The records:
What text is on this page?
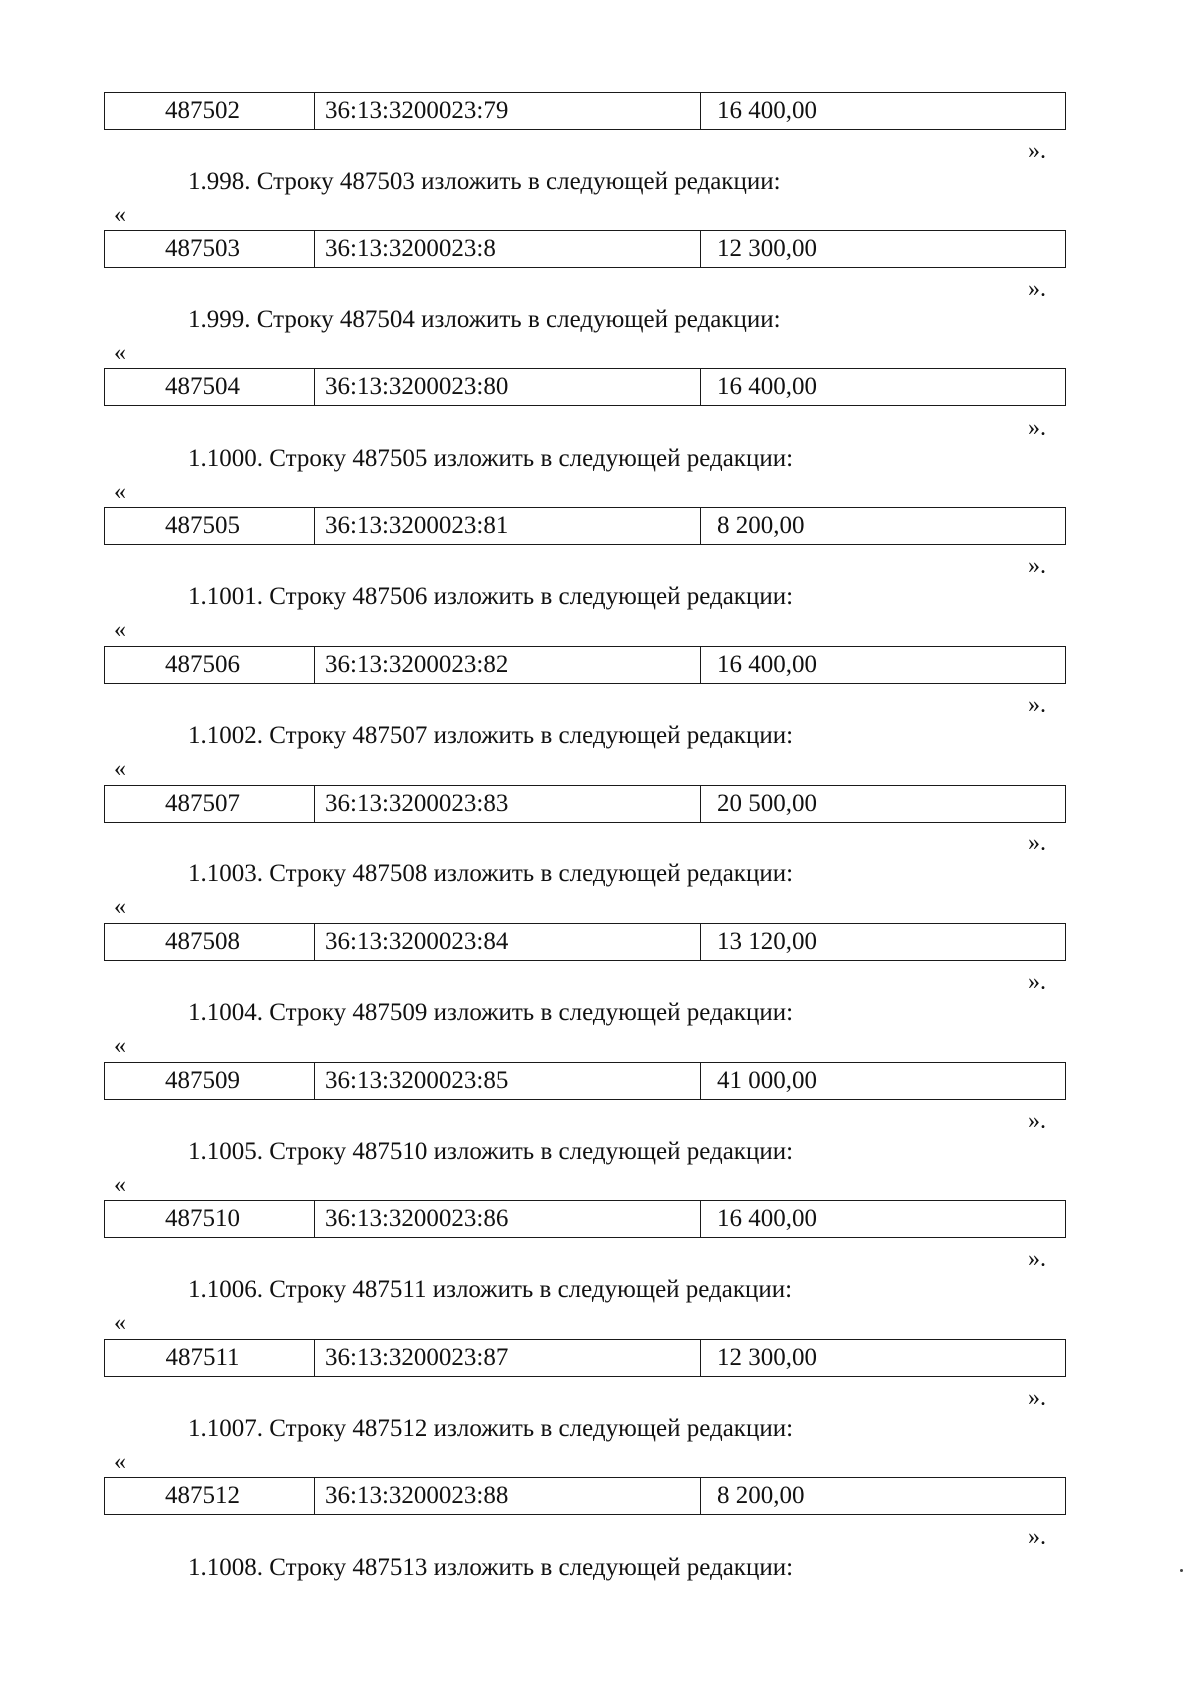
487502	36:13:3200023:79	16 400,00
».
1.998. Строку 487503 изложить в следующей редакции:
«
487503	36:13:3200023:8	12 300,00
».
1.999. Строку 487504 изложить в следующей редакции:
«
487504	36:13:3200023:80	16 400,00
».
1.1000. Строку 487505 изложить в следующей редакции:
«
487505	36:13:3200023:81	8 200,00
».
1.1001. Строку 487506 изложить в следующей редакции:
«
487506	36:13:3200023:82	16 400,00
».
1.1002. Строку 487507 изложить в следующей редакции:
«
487507	36:13:3200023:83	20 500,00
».
1.1003. Строку 487508 изложить в следующей редакции:
«
487508	36:13:3200023:84	13 120,00
».
1.1004. Строку 487509 изложить в следующей редакции:
«
487509	36:13:3200023:85	41 000,00
».
1.1005. Строку 487510 изложить в следующей редакции:
«
487510	36:13:3200023:86	16 400,00
».
1.1006. Строку 487511 изложить в следующей редакции:
«
487511	36:13:3200023:87	12 300,00
».
1.1007. Строку 487512 изложить в следующей редакции:
«
487512	36:13:3200023:88	8 200,00
».
1.1008. Строку 487513 изложить в следующей редакции:
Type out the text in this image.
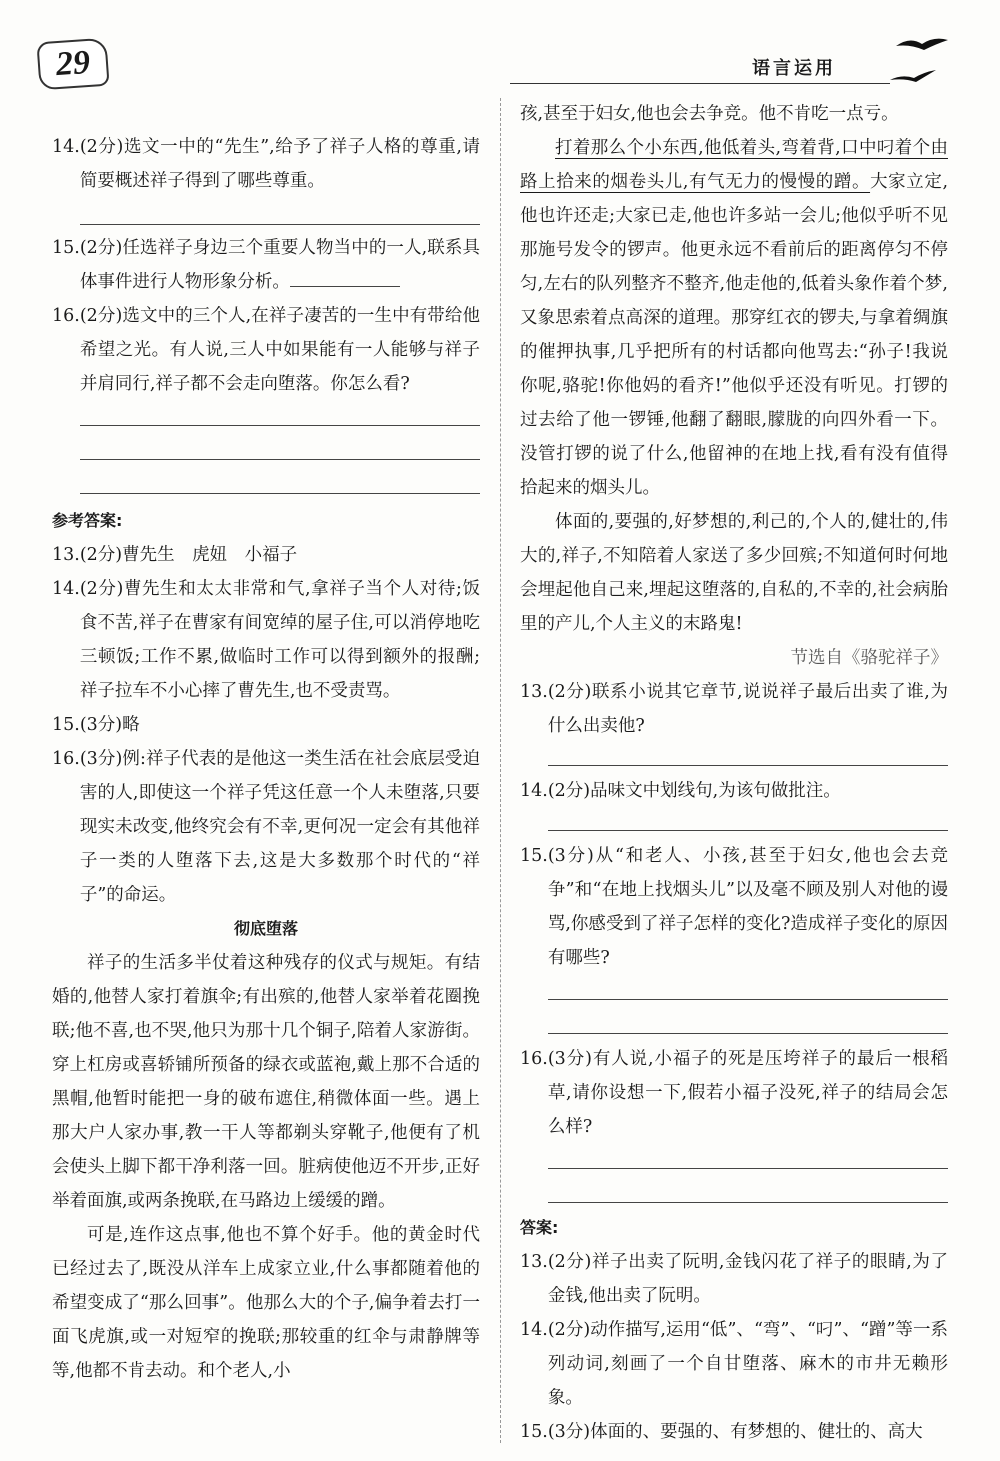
29	语言运用
14. (2分)选文一中的“先生”,给予了祥子人格的尊重,请简要概述祥子得到了哪些尊重。
15. (2分)任选祥子身边三个重要人物当中的一人,联系具体事件进行人物形象分析。
16. (2分)选文中的三个人,在祥子凄苦的一生中有带给他希望之光。有人说,三人中如果能有一人能够与祥子并肩同行,祥子都不会走向堕落。你怎么看?
参考答案:
13. (2分)曹先生　虎妞　小福子
14. (2分)曹先生和太太非常和气,拿祥子当个人对待;饭食不苦,祥子在曹家有间宽绰的屋子住,可以消停地吃三顿饭;工作不累,做临时工作可以得到额外的报酬;祥子拉车不小心摔了曹先生,也不受责骂。
15. (3分)略
16. (3分)例:祥子代表的是他这一类生活在社会底层受迫害的人,即使这一个祥子凭这任意一个人未堕落,只要现实未改变,他终究会有不幸,更何况一定会有其他祥子一类的人堕落下去,这是大多数那个时代的“祥子”的命运。
彻底堕落

祥子的生活多半仗着这种残存的仪式与规矩。有结婚的,他替人家打着旗伞;有出殡的,他替人家举着花圈挽联;他不喜,也不哭,他只为那十几个铜子,陪着人家游街。穿上杠房或喜轿铺所预备的绿衣或蓝袍,戴上那不合适的黑帽,他暂时能把一身的破布遮住,稍微体面一些。遇上那大户人家办事,教一干人等都剃头穿靴子,他便有了机会使头上脚下都干净利落一回。脏病使他迈不开步,正好举着面旗,或两条挽联,在马路边上缓缓的蹭。

可是,连作这点事,他也不算个好手。他的黄金时代已经过去了,既没从洋车上成家立业,什么事都随着他的希望变成了“那么回事”。他那么大的个子,偏争着去打一面飞虎旗,或一对短窄的挽联;那较重的红伞与肃静牌等等,他都不肯去动。和个老人,小

孩,甚至于妇女,他也会去争竞。他不肯吃一点亏。

打着那么个小东西,他低着头,弯着背,口中叼着个由路上拾来的烟卷头儿,有气无力的慢慢的蹭。大家立定,他也许还走;大家已走,他也许多站一会儿;他似乎听不见那施号发令的锣声。他更永远不看前后的距离停匀不停匀,左右的队列整齐不整齐,他走他的,低着头象作着个梦,又象思索着点高深的道理。那穿红衣的锣夫,与拿着绸旗的催押执事,几乎把所有的村话都向他骂去:“孙子!我说你呢,骆驼!你他妈的看齐!”他似乎还没有听见。打锣的过去给了他一锣锤,他翻了翻眼,朦胧的向四外看一下。没管打锣的说了什么,他留神的在地上找,看有没有值得拾起来的烟头儿。

体面的,要强的,好梦想的,利己的,个人的,健壮的,伟大的,祥子,不知陪着人家送了多少回殡;不知道何时何地会埋起他自己来,埋起这堕落的,自私的,不幸的,社会病胎里的产儿,个人主义的末路鬼!

节选自《骆驼祥子》
13. (2分)联系小说其它章节,说说祥子最后出卖了谁,为什么出卖他?
14. (2分)品味文中划线句,为该句做批注。
15. (3分)从“和老人、小孩,甚至于妇女,他也会去竞争”和“在地上找烟头儿”以及毫不顾及别人对他的谩骂,你感受到了祥子怎样的变化?造成祥子变化的原因有哪些?
16. (3分)有人说,小福子的死是压垮祥子的最后一根稻草,请你设想一下,假若小福子没死,祥子的结局会怎么样?
答案:
13. (2分)祥子出卖了阮明,金钱闪花了祥子的眼睛,为了金钱,他出卖了阮明。
14. (2分)动作描写,运用“低”、“弯”、“叼”、“蹭”等一系列动词,刻画了一个自甘堕落、麻木的市井无赖形象。
15. (3分)体面的、要强的、有梦想的、健壮的、高大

What the task asks: The records above should be reproduced exactly, with no pictures included.

Correct answer:
What text is on this page?
487502	36:13:3200023:79	16 400,00
».
1.998. Строку 487503 изложить в следующей редакции:
«
487503	36:13:3200023:8	12 300,00
».
1.999. Строку 487504 изложить в следующей редакции:
«
487504	36:13:3200023:80	16 400,00
».
1.1000. Строку 487505 изложить в следующей редакции:
«
487505	36:13:3200023:81	8 200,00
».
1.1001. Строку 487506 изложить в следующей редакции:
«
487506	36:13:3200023:82	16 400,00
».
1.1002. Строку 487507 изложить в следующей редакции:
«
487507	36:13:3200023:83	20 500,00
».
1.1003. Строку 487508 изложить в следующей редакции:
«
487508	36:13:3200023:84	13 120,00
».
1.1004. Строку 487509 изложить в следующей редакции:
«
487509	36:13:3200023:85	41 000,00
».
1.1005. Строку 487510 изложить в следующей редакции:
«
487510	36:13:3200023:86	16 400,00
».
1.1006. Строку 487511 изложить в следующей редакции:
«
487511	36:13:3200023:87	12 300,00
».
1.1007. Строку 487512 изложить в следующей редакции:
«
487512	36:13:3200023:88	8 200,00
».
1.1008. Строку 487513 изложить в следующей редакции:
Type out the text in this image.
29	语言运用
14. (2分)选文一中的“先生”,给予了祥子人格的尊重,请简要概述祥子得到了哪些尊重。
15. (2分)任选祥子身边三个重要人物当中的一人,联系具体事件进行人物形象分析。
16. (2分)选文中的三个人,在祥子凄苦的一生中有带给他希望之光。有人说,三人中如果能有一人能够与祥子并肩同行,祥子都不会走向堕落。你怎么看?
参考答案:
13. (2分)曹先生　虎妞　小福子
14. (2分)曹先生和太太非常和气,拿祥子当个人对待;饭食不苦,祥子在曹家有间宽绰的屋子住,可以消停地吃三顿饭;工作不累,做临时工作可以得到额外的报酬;祥子拉车不小心摔了曹先生,也不受责骂。
15. (3分)略
16. (3分)例:祥子代表的是他这一类生活在社会底层受迫害的人,即使这一个祥子凭这任意一个人未堕落,只要现实未改变,他终究会有不幸,更何况一定会有其他祥子一类的人堕落下去,这是大多数那个时代的“祥子”的命运。
彻底堕落

祥子的生活多半仗着这种残存的仪式与规矩。有结婚的,他替人家打着旗伞;有出殡的,他替人家举着花圈挽联;他不喜,也不哭,他只为那十几个铜子,陪着人家游街。穿上杠房或喜轿铺所预备的绿衣或蓝袍,戴上那不合适的黑帽,他暂时能把一身的破布遮住,稍微体面一些。遇上那大户人家办事,教一干人等都剃头穿靴子,他便有了机会使头上脚下都干净利落一回。脏病使他迈不开步,正好举着面旗,或两条挽联,在马路边上缓缓的蹭。

可是,连作这点事,他也不算个好手。他的黄金时代已经过去了,既没从洋车上成家立业,什么事都随着他的希望变成了“那么回事”。他那么大的个子,偏争着去打一面飞虎旗,或一对短窄的挽联;那较重的红伞与肃静牌等等,他都不肯去动。和个老人,小

孩,甚至于妇女,他也会去争竞。他不肯吃一点亏。

打着那么个小东西,他低着头,弯着背,口中叼着个由路上拾来的烟卷头儿,有气无力的慢慢的蹭。大家立定,他也许还走;大家已走,他也许多站一会儿;他似乎听不见那施号发令的锣声。他更永远不看前后的距离停匀不停匀,左右的队列整齐不整齐,他走他的,低着头象作着个梦,又象思索着点高深的道理。那穿红衣的锣夫,与拿着绸旗的催押执事,几乎把所有的村话都向他骂去:“孙子!我说你呢,骆驼!你他妈的看齐!”他似乎还没有听见。打锣的过去给了他一锣锤,他翻了翻眼,朦胧的向四外看一下。没管打锣的说了什么,他留神的在地上找,看有没有值得拾起来的烟头儿。

体面的,要强的,好梦想的,利己的,个人的,健壮的,伟大的,祥子,不知陪着人家送了多少回殡;不知道何时何地会埋起他自己来,埋起这堕落的,自私的,不幸的,社会病胎里的产儿,个人主义的末路鬼!

节选自《骆驼祥子》
13. (2分)联系小说其它章节,说说祥子最后出卖了谁,为什么出卖他?
14. (2分)品味文中划线句,为该句做批注。
15. (3分)从“和老人、小孩,甚至于妇女,他也会去竞争”和“在地上找烟头儿”以及毫不顾及别人对他的谩骂,你感受到了祥子怎样的变化?造成祥子变化的原因有哪些?
16. (3分)有人说,小福子的死是压垮祥子的最后一根稻草,请你设想一下,假若小福子没死,祥子的结局会怎么样?
答案:
13. (2分)祥子出卖了阮明,金钱闪花了祥子的眼睛,为了金钱,他出卖了阮明。
14. (2分)动作描写,运用“低”、“弯”、“叼”、“蹭”等一系列动词,刻画了一个自甘堕落、麻木的市井无赖形象。
15. (3分)体面的、要强的、有梦想的、健壮的、高大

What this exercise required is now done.